(Stored data)
* start *

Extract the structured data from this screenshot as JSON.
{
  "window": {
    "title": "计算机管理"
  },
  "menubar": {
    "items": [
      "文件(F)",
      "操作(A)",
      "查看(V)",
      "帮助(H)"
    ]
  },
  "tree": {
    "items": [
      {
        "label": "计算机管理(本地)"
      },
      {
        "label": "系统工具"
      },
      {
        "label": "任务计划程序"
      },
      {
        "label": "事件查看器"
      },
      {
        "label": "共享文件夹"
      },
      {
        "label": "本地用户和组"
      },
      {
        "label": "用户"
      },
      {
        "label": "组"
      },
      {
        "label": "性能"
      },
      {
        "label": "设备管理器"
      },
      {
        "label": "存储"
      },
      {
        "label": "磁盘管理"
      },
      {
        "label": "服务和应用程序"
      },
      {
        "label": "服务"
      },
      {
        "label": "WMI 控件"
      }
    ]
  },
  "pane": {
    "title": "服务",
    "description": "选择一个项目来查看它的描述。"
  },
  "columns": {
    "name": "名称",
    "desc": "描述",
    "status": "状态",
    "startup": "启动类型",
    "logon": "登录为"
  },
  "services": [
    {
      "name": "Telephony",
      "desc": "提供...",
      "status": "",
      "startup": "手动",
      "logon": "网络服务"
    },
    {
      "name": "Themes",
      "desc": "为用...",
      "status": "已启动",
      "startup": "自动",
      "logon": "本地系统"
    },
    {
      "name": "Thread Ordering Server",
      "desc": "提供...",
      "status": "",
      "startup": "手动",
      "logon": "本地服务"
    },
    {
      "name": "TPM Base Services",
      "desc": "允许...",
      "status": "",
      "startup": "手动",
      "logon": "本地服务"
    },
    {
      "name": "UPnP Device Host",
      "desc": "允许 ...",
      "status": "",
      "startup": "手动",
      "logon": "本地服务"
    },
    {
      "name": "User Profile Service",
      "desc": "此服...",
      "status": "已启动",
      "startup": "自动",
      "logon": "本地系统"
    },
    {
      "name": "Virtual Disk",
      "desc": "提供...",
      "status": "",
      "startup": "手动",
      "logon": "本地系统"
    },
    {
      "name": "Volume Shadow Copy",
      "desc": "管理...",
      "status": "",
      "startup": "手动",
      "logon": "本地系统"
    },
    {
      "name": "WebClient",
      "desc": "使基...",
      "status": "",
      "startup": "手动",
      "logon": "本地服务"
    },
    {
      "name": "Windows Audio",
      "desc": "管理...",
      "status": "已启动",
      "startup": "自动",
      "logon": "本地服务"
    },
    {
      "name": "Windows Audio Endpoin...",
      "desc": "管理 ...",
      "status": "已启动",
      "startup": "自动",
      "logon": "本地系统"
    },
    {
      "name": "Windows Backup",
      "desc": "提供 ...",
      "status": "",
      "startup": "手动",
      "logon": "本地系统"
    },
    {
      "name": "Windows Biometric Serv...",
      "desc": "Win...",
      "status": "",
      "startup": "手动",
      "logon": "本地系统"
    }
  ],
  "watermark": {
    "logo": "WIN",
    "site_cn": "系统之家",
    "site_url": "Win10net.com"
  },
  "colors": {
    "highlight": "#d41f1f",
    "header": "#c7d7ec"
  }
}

* end *

■ Task objective ■
Without changing a word, restate the whole listing.

■ Exercise answer ■
Extract the structured data from this screenshot as JSON.
{
  "window": {
    "title": "计算机管理"
  },
  "menubar": {
    "items": [
      "文件(F)",
      "操作(A)",
      "查看(V)",
      "帮助(H)"
    ]
  },
  "tree": {
    "items": [
      {
        "label": "计算机管理(本地)"
      },
      {
        "label": "系统工具"
      },
      {
        "label": "任务计划程序"
      },
      {
        "label": "事件查看器"
      },
      {
        "label": "共享文件夹"
      },
      {
        "label": "本地用户和组"
      },
      {
        "label": "用户"
      },
      {
        "label": "组"
      },
      {
        "label": "性能"
      },
      {
        "label": "设备管理器"
      },
      {
        "label": "存储"
      },
      {
        "label": "磁盘管理"
      },
      {
        "label": "服务和应用程序"
      },
      {
        "label": "服务"
      },
      {
        "label": "WMI 控件"
      }
    ]
  },
  "pane": {
    "title": "服务",
    "description": "选择一个项目来查看它的描述。"
  },
  "columns": {
    "name": "名称",
    "desc": "描述",
    "status": "状态",
    "startup": "启动类型",
    "logon": "登录为"
  },
  "services": [
    {
      "name": "Telephony",
      "desc": "提供...",
      "status": "",
      "startup": "手动",
      "logon": "网络服务"
    },
    {
      "name": "Themes",
      "desc": "为用...",
      "status": "已启动",
      "startup": "自动",
      "logon": "本地系统"
    },
    {
      "name": "Thread Ordering Server",
      "desc": "提供...",
      "status": "",
      "startup": "手动",
      "logon": "本地服务"
    },
    {
      "name": "TPM Base Services",
      "desc": "允许...",
      "status": "",
      "startup": "手动",
      "logon": "本地服务"
    },
    {
      "name": "UPnP Device Host",
      "desc": "允许 ...",
      "status": "",
      "startup": "手动",
      "logon": "本地服务"
    },
    {
      "name": "User Profile Service",
      "desc": "此服...",
      "status": "已启动",
      "startup": "自动",
      "logon": "本地系统"
    },
    {
      "name": "Virtual Disk",
      "desc": "提供...",
      "status": "",
      "startup": "手动",
      "logon": "本地系统"
    },
    {
      "name": "Volume Shadow Copy",
      "desc": "管理...",
      "status": "",
      "startup": "手动",
      "logon": "本地系统"
    },
    {
      "name": "WebClient",
      "desc": "使基...",
      "status": "",
      "startup": "手动",
      "logon": "本地服务"
    },
    {
      "name": "Windows Audio",
      "desc": "管理...",
      "status": "已启动",
      "startup": "自动",
      "logon": "本地服务"
    },
    {
      "name": "Windows Audio Endpoin...",
      "desc": "管理 ...",
      "status": "已启动",
      "startup": "自动",
      "logon": "本地系统"
    },
    {
      "name": "Windows Backup",
      "desc": "提供 ...",
      "status": "",
      "startup": "手动",
      "logon": "本地系统"
    },
    {
      "name": "Windows Biometric Serv...",
      "desc": "Win...",
      "status": "",
      "startup": "手动",
      "logon": "本地系统"
    }
  ],
  "watermark": {
    "logo": "WIN",
    "site_cn": "系统之家",
    "site_url": "Win10net.com"
  },
  "colors": {
    "highlight": "#d41f1f",
    "header": "#c7d7ec"
  }
}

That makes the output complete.